◆ JOB
Gather all lines containing the string "color" and copy them out.

(Some records)
============

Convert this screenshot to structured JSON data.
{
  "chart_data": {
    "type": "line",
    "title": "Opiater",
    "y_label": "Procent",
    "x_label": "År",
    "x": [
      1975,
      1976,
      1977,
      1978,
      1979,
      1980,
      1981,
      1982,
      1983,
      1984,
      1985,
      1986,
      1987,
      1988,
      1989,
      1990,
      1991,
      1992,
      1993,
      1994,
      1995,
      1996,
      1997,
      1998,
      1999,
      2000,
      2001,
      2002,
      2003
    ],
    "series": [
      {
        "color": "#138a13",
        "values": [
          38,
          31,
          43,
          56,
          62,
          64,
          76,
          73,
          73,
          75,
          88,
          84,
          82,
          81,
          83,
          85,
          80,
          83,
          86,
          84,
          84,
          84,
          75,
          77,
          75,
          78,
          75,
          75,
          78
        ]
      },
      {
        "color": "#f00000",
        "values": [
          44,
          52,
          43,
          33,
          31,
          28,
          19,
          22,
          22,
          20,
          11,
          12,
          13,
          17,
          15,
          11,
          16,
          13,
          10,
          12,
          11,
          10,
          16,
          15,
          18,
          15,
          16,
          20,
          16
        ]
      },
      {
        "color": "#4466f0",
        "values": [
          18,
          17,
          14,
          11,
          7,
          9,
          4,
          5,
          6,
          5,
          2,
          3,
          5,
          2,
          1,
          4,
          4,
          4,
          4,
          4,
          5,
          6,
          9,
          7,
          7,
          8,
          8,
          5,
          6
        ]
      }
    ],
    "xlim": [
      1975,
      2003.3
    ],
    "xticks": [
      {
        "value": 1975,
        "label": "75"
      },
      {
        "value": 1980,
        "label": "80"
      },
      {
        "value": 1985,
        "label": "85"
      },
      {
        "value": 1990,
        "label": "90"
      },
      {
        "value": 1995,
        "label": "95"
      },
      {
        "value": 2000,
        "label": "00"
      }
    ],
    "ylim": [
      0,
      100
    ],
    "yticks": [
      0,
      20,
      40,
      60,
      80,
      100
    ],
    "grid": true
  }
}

============

◆ RESPONSE BELOW
        "color": "#138a13",
        "color": "#f00000",
        "color": "#4466f0",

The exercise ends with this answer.